Extracted information
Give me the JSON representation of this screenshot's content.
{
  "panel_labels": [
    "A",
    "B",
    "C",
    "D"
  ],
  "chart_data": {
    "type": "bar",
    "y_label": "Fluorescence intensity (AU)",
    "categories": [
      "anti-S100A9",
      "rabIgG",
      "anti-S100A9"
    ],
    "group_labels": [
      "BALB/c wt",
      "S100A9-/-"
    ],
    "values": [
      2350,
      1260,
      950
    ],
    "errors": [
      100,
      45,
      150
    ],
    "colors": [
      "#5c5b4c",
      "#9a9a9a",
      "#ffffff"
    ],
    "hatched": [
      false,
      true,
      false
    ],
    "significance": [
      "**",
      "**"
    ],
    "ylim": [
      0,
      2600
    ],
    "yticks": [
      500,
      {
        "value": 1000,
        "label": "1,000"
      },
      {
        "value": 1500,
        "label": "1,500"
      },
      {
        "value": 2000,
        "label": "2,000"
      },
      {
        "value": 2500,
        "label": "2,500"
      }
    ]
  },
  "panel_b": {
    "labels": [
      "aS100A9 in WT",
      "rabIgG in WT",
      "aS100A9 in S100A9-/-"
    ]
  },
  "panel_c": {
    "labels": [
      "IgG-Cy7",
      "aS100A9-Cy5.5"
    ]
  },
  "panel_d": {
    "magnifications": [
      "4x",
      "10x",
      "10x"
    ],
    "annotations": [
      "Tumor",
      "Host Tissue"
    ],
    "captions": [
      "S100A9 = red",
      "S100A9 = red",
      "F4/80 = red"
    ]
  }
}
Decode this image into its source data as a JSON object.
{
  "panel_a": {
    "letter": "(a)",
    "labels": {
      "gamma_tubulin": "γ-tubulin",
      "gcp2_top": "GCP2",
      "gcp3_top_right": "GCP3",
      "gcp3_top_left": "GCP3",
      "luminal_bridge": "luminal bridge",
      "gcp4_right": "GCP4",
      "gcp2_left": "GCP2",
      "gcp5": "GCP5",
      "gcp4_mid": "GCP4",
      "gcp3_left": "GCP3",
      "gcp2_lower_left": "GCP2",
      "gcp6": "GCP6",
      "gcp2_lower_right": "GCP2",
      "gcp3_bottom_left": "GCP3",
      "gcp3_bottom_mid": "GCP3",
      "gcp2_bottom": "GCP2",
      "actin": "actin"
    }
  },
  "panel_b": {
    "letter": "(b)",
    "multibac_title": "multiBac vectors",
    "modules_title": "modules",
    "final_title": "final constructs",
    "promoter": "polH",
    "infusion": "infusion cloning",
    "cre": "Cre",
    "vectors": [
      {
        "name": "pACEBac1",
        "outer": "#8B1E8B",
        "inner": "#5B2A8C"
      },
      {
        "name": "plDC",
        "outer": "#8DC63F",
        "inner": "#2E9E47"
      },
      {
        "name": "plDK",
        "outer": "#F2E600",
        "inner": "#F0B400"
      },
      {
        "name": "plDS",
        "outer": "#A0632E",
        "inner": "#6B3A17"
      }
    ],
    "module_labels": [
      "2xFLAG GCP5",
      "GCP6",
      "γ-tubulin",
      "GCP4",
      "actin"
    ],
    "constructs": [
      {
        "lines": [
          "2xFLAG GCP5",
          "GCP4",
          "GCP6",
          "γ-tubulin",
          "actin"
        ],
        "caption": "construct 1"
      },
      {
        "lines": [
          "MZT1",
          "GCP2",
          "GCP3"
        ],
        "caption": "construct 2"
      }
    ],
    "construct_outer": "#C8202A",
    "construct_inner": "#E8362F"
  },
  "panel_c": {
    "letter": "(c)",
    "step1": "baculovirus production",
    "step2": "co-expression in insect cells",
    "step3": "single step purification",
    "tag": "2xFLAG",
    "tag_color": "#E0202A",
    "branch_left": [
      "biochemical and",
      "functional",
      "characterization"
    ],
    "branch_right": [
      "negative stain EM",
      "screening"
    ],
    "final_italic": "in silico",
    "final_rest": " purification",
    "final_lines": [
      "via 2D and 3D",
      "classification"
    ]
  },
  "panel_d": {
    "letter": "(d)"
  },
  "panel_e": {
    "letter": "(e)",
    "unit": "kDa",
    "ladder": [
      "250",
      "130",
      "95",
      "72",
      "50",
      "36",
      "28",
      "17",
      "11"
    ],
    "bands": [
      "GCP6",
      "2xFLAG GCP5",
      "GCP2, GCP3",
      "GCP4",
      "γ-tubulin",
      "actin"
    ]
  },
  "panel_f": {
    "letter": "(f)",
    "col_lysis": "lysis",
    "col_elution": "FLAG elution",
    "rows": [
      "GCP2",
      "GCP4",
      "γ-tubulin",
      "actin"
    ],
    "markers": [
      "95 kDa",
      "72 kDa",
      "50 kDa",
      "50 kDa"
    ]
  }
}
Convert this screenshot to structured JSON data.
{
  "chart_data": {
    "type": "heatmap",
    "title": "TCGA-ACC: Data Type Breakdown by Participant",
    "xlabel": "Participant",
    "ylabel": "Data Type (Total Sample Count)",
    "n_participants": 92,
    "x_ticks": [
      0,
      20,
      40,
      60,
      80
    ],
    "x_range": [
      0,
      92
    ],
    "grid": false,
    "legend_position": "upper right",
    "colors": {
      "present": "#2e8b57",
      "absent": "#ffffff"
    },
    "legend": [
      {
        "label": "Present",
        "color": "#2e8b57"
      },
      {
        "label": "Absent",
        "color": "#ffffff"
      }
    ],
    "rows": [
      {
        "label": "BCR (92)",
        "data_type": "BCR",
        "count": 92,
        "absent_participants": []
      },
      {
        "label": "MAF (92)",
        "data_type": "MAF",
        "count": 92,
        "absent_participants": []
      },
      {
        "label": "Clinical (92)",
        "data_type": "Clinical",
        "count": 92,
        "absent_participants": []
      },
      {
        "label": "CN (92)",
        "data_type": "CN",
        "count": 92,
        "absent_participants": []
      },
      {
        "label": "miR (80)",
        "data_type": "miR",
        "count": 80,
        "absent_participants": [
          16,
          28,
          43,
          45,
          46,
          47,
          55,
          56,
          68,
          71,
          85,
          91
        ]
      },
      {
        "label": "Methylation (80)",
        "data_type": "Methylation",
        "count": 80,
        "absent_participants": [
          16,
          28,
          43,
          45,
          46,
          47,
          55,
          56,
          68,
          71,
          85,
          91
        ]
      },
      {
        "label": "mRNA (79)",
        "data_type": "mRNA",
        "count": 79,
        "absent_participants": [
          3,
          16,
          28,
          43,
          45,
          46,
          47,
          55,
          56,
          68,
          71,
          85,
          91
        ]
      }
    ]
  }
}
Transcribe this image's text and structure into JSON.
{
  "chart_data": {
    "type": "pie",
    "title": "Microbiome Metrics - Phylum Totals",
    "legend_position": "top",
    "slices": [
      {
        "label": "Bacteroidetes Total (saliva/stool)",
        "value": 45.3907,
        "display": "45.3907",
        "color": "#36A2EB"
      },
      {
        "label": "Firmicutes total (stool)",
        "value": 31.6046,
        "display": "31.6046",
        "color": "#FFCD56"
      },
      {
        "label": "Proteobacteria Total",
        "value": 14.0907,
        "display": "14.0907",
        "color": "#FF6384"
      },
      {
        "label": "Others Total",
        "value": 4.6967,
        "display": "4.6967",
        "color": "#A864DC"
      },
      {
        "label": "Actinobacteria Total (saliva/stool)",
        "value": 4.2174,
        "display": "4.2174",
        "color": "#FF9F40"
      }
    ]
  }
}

Try it
Report all lines in the listing above that contain the word "stool".

Result for this exercise
        "label": "Bacteroidetes Total (saliva/stool)",
        "label": "Firmicutes total (stool)",
        "label": "Actinobacteria Total (saliva/stool)",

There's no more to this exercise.